[WHAT IS NEEDED] Count the lines in the items below that contain the string "audio", treating uppercase and lowercase as different. Give only the number.

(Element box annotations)
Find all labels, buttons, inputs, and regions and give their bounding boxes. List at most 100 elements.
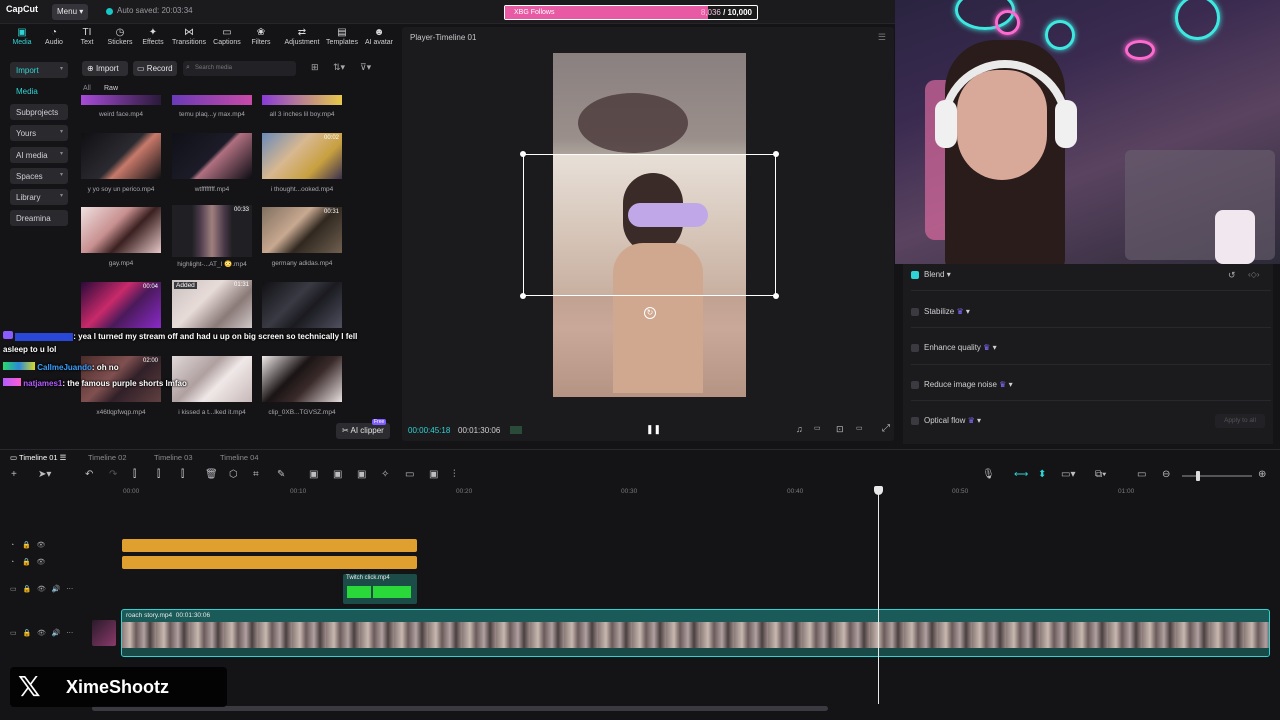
media-thumb[interactable]: 00:33 <box>172 205 252 257</box>
track-controls[interactable]: ◔ 🔒 👁 <box>10 541 45 549</box>
split-icon[interactable]: ⫿ <box>133 469 136 480</box>
sidenav-ai-media[interactable]: AI media ▾ <box>10 147 68 163</box>
clip-filmstrip <box>122 622 1269 648</box>
filter-icon[interactable]: ⊽▾ <box>360 62 371 73</box>
fullscreen-icon[interactable]: ⤢ <box>882 423 890 434</box>
mirror-icon[interactable]: ▣ <box>357 469 366 480</box>
tab-adjustment[interactable]: ⇄ Adjustment <box>281 27 323 46</box>
sidenav-subprojects[interactable]: Subprojects <box>10 104 68 120</box>
zoom-in-icon[interactable]: ⊕ <box>1258 469 1266 480</box>
audio-settings-icon[interactable]: ♫ <box>796 424 803 434</box>
sidenav-spaces[interactable]: Spaces ▾ <box>10 168 68 184</box>
main-video-clip[interactable]: roach story.mp4 00:01:30:06 <box>121 609 1270 657</box>
timeline-ruler[interactable]: 00:00 00:10 00:20 00:30 00:40 00:50 01:0… <box>90 486 1280 500</box>
tab-ai-avatar[interactable]: ☻ AI avatar <box>360 27 398 46</box>
media-thumb[interactable]: 00:02 <box>262 133 342 179</box>
pen-icon[interactable]: ✎ <box>277 469 285 480</box>
captions-icon: ▭ <box>222 27 232 38</box>
compound-icon[interactable]: ⧉▾ <box>1095 469 1106 480</box>
snap-icon[interactable]: ⬍ <box>1038 469 1046 480</box>
shield-icon[interactable]: ⬡ <box>229 469 238 480</box>
tab-timeline-03[interactable]: Timeline 03 <box>154 453 193 462</box>
cover-thumb[interactable] <box>92 620 116 646</box>
zoom-slider[interactable] <box>1182 475 1252 477</box>
sidenav-dreamina[interactable]: Dreamina <box>10 210 68 226</box>
ratio-icon[interactable]: ▭ <box>856 424 863 432</box>
tab-templates[interactable]: ▤ Templates <box>323 27 361 46</box>
media-thumb[interactable]: Added 01:31 <box>172 280 252 328</box>
text-clip[interactable] <box>122 539 417 552</box>
playhead[interactable] <box>878 488 879 704</box>
media-thumb[interactable] <box>172 95 252 105</box>
media-thumb[interactable] <box>81 95 161 105</box>
magic-icon[interactable]: ✧ <box>381 469 389 480</box>
link-icon[interactable]: ⟷ <box>1014 469 1028 480</box>
record-button[interactable]: ▭ Record <box>133 61 177 76</box>
track-controls[interactable]: ▭ 🔒 👁 🔊 ⋯ <box>10 585 73 593</box>
sidenav-import[interactable]: Import ▾ <box>10 62 68 78</box>
redo-icon[interactable]: ↷ <box>109 469 117 480</box>
tab-timeline-04[interactable]: Timeline 04 <box>220 453 259 462</box>
sidenav-library[interactable]: Library ▾ <box>10 189 68 205</box>
zoom-out-icon[interactable]: ⊖ <box>1162 469 1170 480</box>
tab-timeline-02[interactable]: Timeline 02 <box>88 453 127 462</box>
full-icon[interactable]: ▭ <box>814 424 821 432</box>
transitions-icon: ⋈ <box>184 27 194 38</box>
track-controls[interactable]: ▭ 🔒 👁 🔊 ⋯ <box>10 629 73 637</box>
crop-icon[interactable]: ⌗ <box>253 469 259 480</box>
tab-timeline-01[interactable]: ▭ Timeline 01 ☰ <box>10 453 66 462</box>
grid-view-icon[interactable]: ⊞ <box>311 62 319 73</box>
apply-all-button[interactable]: Apply to all <box>1215 414 1265 428</box>
import-button[interactable]: ⊕ Import <box>82 61 128 76</box>
keyframe-icon[interactable]: ‹◇› <box>1248 270 1259 279</box>
track-controls[interactable]: ◔ 🔒 👁 <box>10 558 45 566</box>
undo-icon[interactable]: ↶ <box>85 469 93 480</box>
tab-media[interactable]: ▣ Media <box>5 27 39 46</box>
reverse-icon[interactable]: ▣ <box>333 469 342 480</box>
filter-raw[interactable]: Raw <box>104 85 118 92</box>
filter-all[interactable]: All <box>83 85 91 92</box>
selection-box[interactable] <box>520 151 779 299</box>
pause-icon[interactable]: ❚❚ <box>646 424 661 435</box>
microphone-icon[interactable]: 🎙 <box>982 469 995 480</box>
screenshot-icon[interactable]: ⊡ <box>836 424 844 435</box>
tab-captions[interactable]: ▭ Captions <box>210 27 244 46</box>
media-thumb[interactable] <box>81 133 161 179</box>
caption-tool-icon[interactable]: ▭ <box>405 469 414 480</box>
media-thumb[interactable]: 00:31 <box>262 207 342 253</box>
reset-icon[interactable]: ↺ <box>1228 270 1236 281</box>
tab-effects[interactable]: ✦ Effects <box>136 27 170 46</box>
player-menu-icon[interactable]: ☰ <box>878 32 886 43</box>
media-thumb[interactable] <box>262 356 342 402</box>
tab-text[interactable]: TI Text <box>70 27 104 46</box>
rotate-icon[interactable]: ↻ <box>644 307 656 319</box>
tab-transitions[interactable]: ⋈ Transitions <box>172 27 206 46</box>
preview-axis-icon[interactable]: ▭▾ <box>1061 469 1075 480</box>
sidenav-media[interactable]: Media <box>10 83 68 99</box>
media-thumb[interactable] <box>262 95 342 105</box>
freeze-icon[interactable]: ▣ <box>309 469 318 480</box>
caption-track-icon[interactable]: ▭ <box>1137 469 1146 480</box>
sort-icon[interactable]: ⇅▾ <box>333 62 345 73</box>
add-track-icon[interactable]: + <box>11 469 17 480</box>
select-tool-icon[interactable]: ➤▾ <box>38 469 51 480</box>
tab-audio[interactable]: ◔ Audio <box>37 27 71 46</box>
tab-filters[interactable]: ❀ Filters <box>244 27 278 46</box>
ai-clipper-button[interactable]: ✂ AI clipper <box>336 423 390 439</box>
zoom-slider-handle[interactable] <box>1196 471 1200 481</box>
sidenav-yours[interactable]: Yours ▾ <box>10 125 68 141</box>
media-thumb[interactable]: 00:04 <box>81 282 161 328</box>
twitch-clip[interactable]: Twitch click.mp4 <box>343 574 417 604</box>
remove-bg-icon[interactable]: ▣ <box>429 469 438 480</box>
search-input[interactable]: Search media <box>183 61 296 76</box>
media-thumb[interactable] <box>262 282 342 328</box>
text-clip[interactable] <box>122 556 417 569</box>
split-right-icon[interactable]: ⫿ <box>181 469 184 480</box>
audio-split-icon[interactable]: ⫶ <box>453 469 456 480</box>
media-thumb[interactable] <box>172 133 252 179</box>
tab-stickers[interactable]: ◷ Stickers <box>103 27 137 46</box>
delete-icon[interactable]: 🗑 <box>205 469 218 480</box>
media-thumb[interactable] <box>81 207 161 253</box>
menu-button[interactable]: Menu ▾ <box>52 4 88 20</box>
split-left-icon[interactable]: ⫿ <box>157 469 160 480</box>
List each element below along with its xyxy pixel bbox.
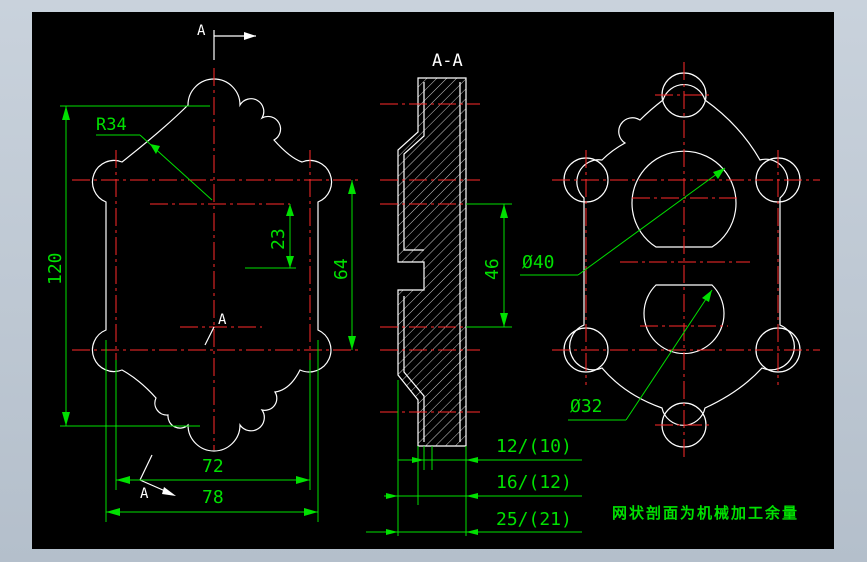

[EXERCISE ANSWER] 3